-- BEGIN --

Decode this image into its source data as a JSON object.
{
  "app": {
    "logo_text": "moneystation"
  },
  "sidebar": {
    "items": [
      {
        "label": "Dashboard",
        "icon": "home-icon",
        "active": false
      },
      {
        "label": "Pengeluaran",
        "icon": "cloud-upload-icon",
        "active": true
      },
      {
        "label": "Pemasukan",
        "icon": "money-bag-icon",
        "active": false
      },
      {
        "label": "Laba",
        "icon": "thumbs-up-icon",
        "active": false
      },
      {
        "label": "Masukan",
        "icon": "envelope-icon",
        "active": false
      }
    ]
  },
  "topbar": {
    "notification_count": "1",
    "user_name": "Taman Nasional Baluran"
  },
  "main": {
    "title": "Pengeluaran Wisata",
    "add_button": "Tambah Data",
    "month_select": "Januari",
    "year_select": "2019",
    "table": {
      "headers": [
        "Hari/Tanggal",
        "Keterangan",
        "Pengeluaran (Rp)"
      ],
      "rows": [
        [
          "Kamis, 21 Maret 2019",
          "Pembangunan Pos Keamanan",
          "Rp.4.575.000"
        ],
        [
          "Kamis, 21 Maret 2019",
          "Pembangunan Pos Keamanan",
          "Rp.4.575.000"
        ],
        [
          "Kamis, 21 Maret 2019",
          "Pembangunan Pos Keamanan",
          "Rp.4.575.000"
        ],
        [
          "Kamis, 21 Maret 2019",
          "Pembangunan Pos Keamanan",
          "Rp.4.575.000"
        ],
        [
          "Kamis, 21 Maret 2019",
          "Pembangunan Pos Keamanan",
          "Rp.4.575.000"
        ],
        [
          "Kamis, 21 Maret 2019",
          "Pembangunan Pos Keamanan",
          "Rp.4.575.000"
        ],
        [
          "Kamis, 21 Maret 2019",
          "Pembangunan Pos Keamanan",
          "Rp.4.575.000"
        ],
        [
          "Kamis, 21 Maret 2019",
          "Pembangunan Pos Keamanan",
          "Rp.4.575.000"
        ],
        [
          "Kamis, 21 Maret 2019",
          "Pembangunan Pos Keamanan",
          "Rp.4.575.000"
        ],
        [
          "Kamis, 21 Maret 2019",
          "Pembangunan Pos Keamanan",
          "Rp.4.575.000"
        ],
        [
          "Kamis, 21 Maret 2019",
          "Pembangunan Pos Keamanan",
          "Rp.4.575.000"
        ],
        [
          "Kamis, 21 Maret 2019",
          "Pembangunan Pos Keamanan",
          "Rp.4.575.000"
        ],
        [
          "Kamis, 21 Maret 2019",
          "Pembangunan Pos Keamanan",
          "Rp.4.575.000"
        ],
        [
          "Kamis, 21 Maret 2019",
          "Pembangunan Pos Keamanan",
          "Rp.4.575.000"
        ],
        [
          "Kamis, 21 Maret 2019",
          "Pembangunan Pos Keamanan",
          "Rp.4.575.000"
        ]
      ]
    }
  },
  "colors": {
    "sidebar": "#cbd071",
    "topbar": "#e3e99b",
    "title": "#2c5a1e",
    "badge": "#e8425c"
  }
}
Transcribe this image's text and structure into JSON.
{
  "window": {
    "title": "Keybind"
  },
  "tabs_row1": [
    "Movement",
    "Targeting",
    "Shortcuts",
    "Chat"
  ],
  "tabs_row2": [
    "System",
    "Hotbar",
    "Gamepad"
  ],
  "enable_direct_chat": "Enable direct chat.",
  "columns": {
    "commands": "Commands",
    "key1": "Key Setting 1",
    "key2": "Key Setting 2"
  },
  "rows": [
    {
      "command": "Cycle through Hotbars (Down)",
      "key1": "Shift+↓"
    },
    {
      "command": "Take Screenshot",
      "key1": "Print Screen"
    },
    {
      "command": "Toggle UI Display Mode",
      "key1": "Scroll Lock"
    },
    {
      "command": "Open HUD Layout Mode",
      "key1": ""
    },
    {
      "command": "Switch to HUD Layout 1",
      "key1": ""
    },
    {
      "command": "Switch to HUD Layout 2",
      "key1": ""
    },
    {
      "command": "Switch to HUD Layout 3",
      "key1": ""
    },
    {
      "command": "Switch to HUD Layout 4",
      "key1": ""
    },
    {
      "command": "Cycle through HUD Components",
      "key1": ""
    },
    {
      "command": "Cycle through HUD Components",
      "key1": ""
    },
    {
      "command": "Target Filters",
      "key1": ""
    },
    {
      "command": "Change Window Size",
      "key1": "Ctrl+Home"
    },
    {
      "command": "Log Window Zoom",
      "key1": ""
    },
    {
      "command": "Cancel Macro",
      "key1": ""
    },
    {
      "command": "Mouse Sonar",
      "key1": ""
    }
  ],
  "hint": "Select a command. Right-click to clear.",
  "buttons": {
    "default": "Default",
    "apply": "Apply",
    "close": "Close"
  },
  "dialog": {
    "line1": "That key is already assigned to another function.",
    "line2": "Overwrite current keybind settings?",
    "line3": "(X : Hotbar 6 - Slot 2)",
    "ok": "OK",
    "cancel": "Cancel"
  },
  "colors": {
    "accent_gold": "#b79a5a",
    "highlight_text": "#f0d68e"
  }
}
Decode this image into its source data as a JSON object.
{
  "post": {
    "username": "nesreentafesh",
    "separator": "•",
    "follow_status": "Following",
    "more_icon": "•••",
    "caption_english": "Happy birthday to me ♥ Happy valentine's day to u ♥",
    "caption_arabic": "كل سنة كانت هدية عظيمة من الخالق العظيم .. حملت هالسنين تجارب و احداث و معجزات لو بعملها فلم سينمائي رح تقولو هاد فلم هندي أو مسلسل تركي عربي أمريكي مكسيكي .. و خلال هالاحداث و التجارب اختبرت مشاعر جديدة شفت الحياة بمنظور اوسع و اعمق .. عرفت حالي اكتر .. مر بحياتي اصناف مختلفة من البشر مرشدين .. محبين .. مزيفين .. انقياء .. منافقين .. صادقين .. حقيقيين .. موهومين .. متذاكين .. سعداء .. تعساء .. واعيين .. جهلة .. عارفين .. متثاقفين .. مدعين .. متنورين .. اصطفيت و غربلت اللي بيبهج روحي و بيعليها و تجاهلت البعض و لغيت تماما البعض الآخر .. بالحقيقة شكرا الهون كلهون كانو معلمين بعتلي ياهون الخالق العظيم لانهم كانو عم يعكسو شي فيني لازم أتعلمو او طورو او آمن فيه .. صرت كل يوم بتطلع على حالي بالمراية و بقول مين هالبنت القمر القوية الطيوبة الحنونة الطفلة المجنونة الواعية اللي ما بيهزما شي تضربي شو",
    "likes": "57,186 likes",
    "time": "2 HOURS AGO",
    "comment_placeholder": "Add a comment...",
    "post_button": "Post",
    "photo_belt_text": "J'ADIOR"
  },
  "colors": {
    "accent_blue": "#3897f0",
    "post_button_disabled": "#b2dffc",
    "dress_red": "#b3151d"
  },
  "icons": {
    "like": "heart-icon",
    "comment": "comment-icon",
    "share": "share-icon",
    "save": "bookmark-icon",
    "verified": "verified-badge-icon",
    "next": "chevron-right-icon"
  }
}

-- END --

### WHAT TO PRODUCE
Pull every line containing the word "comment" out of the entries above.

### RESULT
    "comment_placeholder": "Add a comment...",
    "comment": "comment-icon",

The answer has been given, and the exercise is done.